- _Your task_: Return word for word the lines starting at the one containing "Detect and localize" and ending at the one containing "bar xyxy=(248,441,269,534)", including both of those lines.
==== Extracted records
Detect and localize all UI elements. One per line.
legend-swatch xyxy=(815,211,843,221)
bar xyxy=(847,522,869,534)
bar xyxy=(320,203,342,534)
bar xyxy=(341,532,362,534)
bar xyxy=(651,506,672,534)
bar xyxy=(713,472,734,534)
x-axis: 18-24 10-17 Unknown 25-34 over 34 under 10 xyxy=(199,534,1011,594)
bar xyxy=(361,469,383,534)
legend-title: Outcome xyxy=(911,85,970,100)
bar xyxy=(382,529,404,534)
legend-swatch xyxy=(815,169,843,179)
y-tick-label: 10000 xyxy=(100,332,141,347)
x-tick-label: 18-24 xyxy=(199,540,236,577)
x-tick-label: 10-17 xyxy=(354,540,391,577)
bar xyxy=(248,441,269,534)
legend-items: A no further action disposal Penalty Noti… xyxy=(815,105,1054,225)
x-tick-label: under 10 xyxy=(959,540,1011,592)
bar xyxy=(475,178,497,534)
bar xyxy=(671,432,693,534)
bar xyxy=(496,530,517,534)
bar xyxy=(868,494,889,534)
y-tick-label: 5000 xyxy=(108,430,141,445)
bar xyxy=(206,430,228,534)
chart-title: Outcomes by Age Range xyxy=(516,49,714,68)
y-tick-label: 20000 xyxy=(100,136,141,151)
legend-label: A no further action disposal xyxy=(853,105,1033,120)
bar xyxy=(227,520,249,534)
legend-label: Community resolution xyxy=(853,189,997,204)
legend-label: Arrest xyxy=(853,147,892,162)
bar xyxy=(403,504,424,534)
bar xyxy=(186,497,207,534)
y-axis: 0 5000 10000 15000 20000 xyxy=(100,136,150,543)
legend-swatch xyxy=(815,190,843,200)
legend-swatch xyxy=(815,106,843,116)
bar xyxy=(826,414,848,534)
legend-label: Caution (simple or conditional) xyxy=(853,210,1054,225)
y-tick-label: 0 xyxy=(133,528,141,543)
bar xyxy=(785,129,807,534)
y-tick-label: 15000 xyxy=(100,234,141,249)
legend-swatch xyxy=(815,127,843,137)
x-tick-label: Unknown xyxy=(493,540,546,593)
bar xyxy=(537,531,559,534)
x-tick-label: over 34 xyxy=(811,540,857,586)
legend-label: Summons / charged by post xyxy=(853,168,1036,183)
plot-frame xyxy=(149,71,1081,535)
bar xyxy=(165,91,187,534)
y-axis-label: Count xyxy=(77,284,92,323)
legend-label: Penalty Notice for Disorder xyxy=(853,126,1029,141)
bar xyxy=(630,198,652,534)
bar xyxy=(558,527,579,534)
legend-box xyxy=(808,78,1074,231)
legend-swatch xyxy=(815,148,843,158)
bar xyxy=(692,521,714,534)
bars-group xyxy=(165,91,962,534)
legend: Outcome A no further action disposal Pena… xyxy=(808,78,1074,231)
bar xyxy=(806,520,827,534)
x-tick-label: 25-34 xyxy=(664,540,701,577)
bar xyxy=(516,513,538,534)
========
==== Extracted records
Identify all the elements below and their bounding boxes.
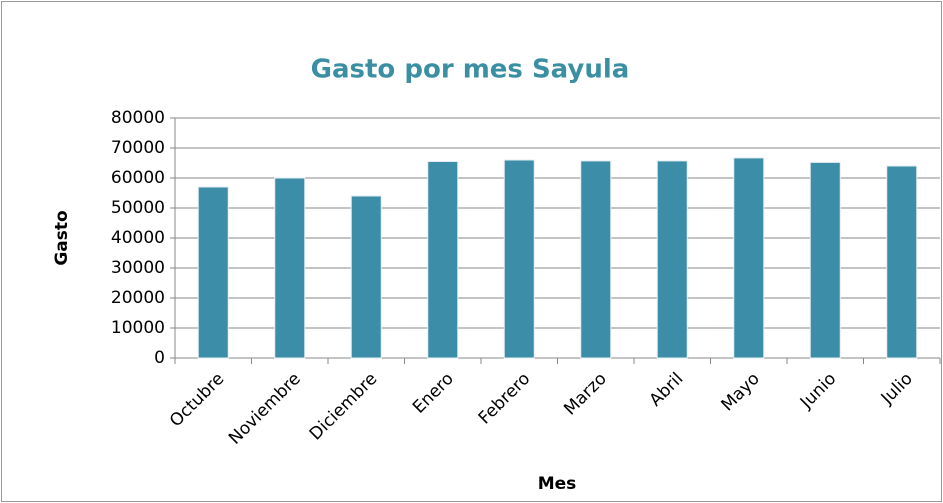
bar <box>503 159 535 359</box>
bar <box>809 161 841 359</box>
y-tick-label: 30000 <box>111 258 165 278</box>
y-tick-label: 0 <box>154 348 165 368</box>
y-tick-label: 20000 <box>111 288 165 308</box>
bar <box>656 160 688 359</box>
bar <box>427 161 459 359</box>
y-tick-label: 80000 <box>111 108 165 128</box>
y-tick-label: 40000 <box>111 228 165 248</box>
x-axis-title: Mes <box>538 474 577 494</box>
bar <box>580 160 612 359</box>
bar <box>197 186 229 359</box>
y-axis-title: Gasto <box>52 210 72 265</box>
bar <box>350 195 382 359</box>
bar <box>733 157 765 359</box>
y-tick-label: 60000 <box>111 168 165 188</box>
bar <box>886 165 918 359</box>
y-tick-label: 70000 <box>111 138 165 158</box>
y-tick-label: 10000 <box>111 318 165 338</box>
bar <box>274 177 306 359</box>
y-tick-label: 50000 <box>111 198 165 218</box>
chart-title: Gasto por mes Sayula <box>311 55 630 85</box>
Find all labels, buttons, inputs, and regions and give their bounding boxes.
========
- _Answer to the problem_:
Detect and localize all UI elements. One per line.
legend-swatch xyxy=(815,211,843,221)
bar xyxy=(847,522,869,534)
bar xyxy=(320,203,342,534)
bar xyxy=(341,532,362,534)
bar xyxy=(651,506,672,534)
bar xyxy=(713,472,734,534)
x-axis: 18-24 10-17 Unknown 25-34 over 34 under 10 xyxy=(199,534,1011,594)
bar xyxy=(361,469,383,534)
legend-title: Outcome xyxy=(911,85,970,100)
bar xyxy=(382,529,404,534)
legend-swatch xyxy=(815,169,843,179)
y-tick-label: 10000 xyxy=(100,332,141,347)
x-tick-label: 18-24 xyxy=(199,540,236,577)
x-tick-label: 10-17 xyxy=(354,540,391,577)
bar xyxy=(248,441,269,534)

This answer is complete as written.